Task details: Repeat each line exactly as it is written.

Recorded data:
=====
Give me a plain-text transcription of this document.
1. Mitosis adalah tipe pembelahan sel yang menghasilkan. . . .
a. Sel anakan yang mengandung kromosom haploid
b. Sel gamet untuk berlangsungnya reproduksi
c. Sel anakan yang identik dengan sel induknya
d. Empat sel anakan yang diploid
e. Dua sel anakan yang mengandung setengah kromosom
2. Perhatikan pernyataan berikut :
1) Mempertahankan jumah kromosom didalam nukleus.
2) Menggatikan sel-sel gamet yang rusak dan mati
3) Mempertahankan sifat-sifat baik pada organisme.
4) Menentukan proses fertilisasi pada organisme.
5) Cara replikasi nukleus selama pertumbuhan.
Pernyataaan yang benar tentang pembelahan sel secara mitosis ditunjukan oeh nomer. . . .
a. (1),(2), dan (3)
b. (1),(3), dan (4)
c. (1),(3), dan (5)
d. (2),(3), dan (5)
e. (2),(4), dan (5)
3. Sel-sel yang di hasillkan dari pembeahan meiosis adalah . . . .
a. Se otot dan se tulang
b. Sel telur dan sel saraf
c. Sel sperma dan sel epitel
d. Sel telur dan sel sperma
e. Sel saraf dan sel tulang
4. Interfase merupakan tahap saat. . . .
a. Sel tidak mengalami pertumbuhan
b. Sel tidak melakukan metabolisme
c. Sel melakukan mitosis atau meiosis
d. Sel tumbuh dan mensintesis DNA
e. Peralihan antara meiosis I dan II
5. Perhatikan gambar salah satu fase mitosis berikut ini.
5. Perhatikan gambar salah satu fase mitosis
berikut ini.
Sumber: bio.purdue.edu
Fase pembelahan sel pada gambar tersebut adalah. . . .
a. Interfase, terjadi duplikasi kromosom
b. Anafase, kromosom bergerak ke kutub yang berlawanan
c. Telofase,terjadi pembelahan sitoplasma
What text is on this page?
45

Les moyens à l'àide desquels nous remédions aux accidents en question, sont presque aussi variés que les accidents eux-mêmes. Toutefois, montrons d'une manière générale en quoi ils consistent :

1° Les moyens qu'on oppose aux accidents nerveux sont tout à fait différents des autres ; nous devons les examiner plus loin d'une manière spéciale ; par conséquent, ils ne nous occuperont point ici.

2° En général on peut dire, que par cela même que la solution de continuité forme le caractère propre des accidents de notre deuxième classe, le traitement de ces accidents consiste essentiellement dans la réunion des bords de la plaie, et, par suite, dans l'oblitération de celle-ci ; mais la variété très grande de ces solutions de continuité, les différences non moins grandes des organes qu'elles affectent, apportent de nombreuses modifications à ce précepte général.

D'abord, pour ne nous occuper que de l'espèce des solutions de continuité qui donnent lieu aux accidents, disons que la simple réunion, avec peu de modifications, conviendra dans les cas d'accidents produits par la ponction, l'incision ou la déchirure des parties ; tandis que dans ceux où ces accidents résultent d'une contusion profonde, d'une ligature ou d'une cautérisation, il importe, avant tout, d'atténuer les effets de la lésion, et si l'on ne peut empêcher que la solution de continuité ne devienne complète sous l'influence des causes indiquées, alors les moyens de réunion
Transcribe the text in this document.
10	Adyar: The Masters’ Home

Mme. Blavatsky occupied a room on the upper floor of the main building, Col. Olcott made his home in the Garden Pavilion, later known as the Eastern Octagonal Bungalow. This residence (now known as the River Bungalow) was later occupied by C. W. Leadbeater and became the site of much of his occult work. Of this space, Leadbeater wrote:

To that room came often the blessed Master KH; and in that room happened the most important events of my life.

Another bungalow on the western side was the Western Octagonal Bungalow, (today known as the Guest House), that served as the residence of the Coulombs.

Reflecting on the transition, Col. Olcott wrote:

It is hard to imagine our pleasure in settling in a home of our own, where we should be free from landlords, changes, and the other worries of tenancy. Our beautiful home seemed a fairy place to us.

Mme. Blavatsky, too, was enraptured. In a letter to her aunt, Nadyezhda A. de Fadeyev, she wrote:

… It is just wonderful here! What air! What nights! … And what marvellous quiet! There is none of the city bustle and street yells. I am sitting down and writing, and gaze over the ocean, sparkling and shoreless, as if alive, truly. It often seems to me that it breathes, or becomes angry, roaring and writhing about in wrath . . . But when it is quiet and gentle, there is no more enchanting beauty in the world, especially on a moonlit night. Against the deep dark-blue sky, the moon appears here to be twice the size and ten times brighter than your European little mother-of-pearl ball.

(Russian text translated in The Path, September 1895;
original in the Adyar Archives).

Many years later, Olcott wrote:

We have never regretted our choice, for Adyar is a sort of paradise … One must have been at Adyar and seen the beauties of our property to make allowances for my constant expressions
=====
Response:
Give me a plain-text transcription of this document.
1. Mitosis adalah tipe pembelahan sel yang menghasilkan. . . .
a. Sel anakan yang mengandung kromosom haploid
b. Sel gamet untuk berlangsungnya reproduksi
c. Sel anakan yang identik dengan sel induknya
d. Empat sel anakan yang diploid
e. Dua sel anakan yang mengandung setengah kromosom
2. Perhatikan pernyataan berikut :
1) Mempertahankan jumah kromosom didalam nukleus.
2) Menggatikan sel-sel gamet yang rusak dan mati
3) Mempertahankan sifat-sifat baik pada organisme.
4) Menentukan proses fertilisasi pada organisme.
5) Cara replikasi nukleus selama pertumbuhan.
Pernyataaan yang benar tentang pembelahan sel secara mitosis ditunjukan oeh nomer. . . .
a. (1),(2), dan (3)
b. (1),(3), dan (4)
c. (1),(3), dan (5)
d. (2),(3), dan (5)
e. (2),(4), dan (5)
3. Sel-sel yang di hasillkan dari pembeahan meiosis adalah . . . .
a. Se otot dan se tulang
b. Sel telur dan sel saraf
c. Sel sperma dan sel epitel
d. Sel telur dan sel sperma
e. Sel saraf dan sel tulang
4. Interfase merupakan tahap saat. . . .
a. Sel tidak mengalami pertumbuhan
b. Sel tidak melakukan metabolisme
c. Sel melakukan mitosis atau meiosis
d. Sel tumbuh dan mensintesis DNA
e. Peralihan antara meiosis I dan II
5. Perhatikan gambar salah satu fase mitosis berikut ini.
5. Perhatikan gambar salah satu fase mitosis
berikut ini.
Sumber: bio.purdue.edu
Fase pembelahan sel pada gambar tersebut adalah. . . .
a. Interfase, terjadi duplikasi kromosom
b. Anafase, kromosom bergerak ke kutub yang berlawanan
c. Telofase,terjadi pembelahan sitoplasma
What text is on this page?
45

Les moyens à l'àide desquels nous remédions aux accidents en question, sont presque aussi variés que les accidents eux-mêmes. Toutefois, montrons d'une manière générale en quoi ils consistent :

1° Les moyens qu'on oppose aux accidents nerveux sont tout à fait différents des autres ; nous devons les examiner plus loin d'une manière spéciale ; par conséquent, ils ne nous occuperont point ici.

2° En général on peut dire, que par cela même que la solution de continuité forme le caractère propre des accidents de notre deuxième classe, le traitement de ces accidents consiste essentiellement dans la réunion des bords de la plaie, et, par suite, dans l'oblitération de celle-ci ; mais la variété très grande de ces solutions de continuité, les différences non moins grandes des organes qu'elles affectent, apportent de nombreuses modifications à ce précepte général.

D'abord, pour ne nous occuper que de l'espèce des solutions de continuité qui donnent lieu aux accidents, disons que la simple réunion, avec peu de modifications, conviendra dans les cas d'accidents produits par la ponction, l'incision ou la déchirure des parties ; tandis que dans ceux où ces accidents résultent d'une contusion profonde, d'une ligature ou d'une cautérisation, il importe, avant tout, d'atténuer les effets de la lésion, et si l'on ne peut empêcher que la solution de continuité ne devienne complète sous l'influence des causes indiquées, alors les moyens de réunion
Transcribe the text in this document.
10	Adyar: The Masters’ Home

Mme. Blavatsky occupied a room on the upper floor of the main building, Col. Olcott made his home in the Garden Pavilion, later known as the Eastern Octagonal Bungalow. This residence (now known as the River Bungalow) was later occupied by C. W. Leadbeater and became the site of much of his occult work. Of this space, Leadbeater wrote:

To that room came often the blessed Master KH; and in that room happened the most important events of my life.

Another bungalow on the western side was the Western Octagonal Bungalow, (today known as the Guest House), that served as the residence of the Coulombs.

Reflecting on the transition, Col. Olcott wrote:

It is hard to imagine our pleasure in settling in a home of our own, where we should be free from landlords, changes, and the other worries of tenancy. Our beautiful home seemed a fairy place to us.

Mme. Blavatsky, too, was enraptured. In a letter to her aunt, Nadyezhda A. de Fadeyev, she wrote:

… It is just wonderful here! What air! What nights! … And what marvellous quiet! There is none of the city bustle and street yells. I am sitting down and writing, and gaze over the ocean, sparkling and shoreless, as if alive, truly. It often seems to me that it breathes, or becomes angry, roaring and writhing about in wrath . . . But when it is quiet and gentle, there is no more enchanting beauty in the world, especially on a moonlit night. Against the deep dark-blue sky, the moon appears here to be twice the size and ten times brighter than your European little mother-of-pearl ball.

(Russian text translated in The Path, September 1895;
original in the Adyar Archives).

Many years later, Olcott wrote:

We have never regretted our choice, for Adyar is a sort of paradise … One must have been at Adyar and seen the beauties of our property to make allowances for my constant expressions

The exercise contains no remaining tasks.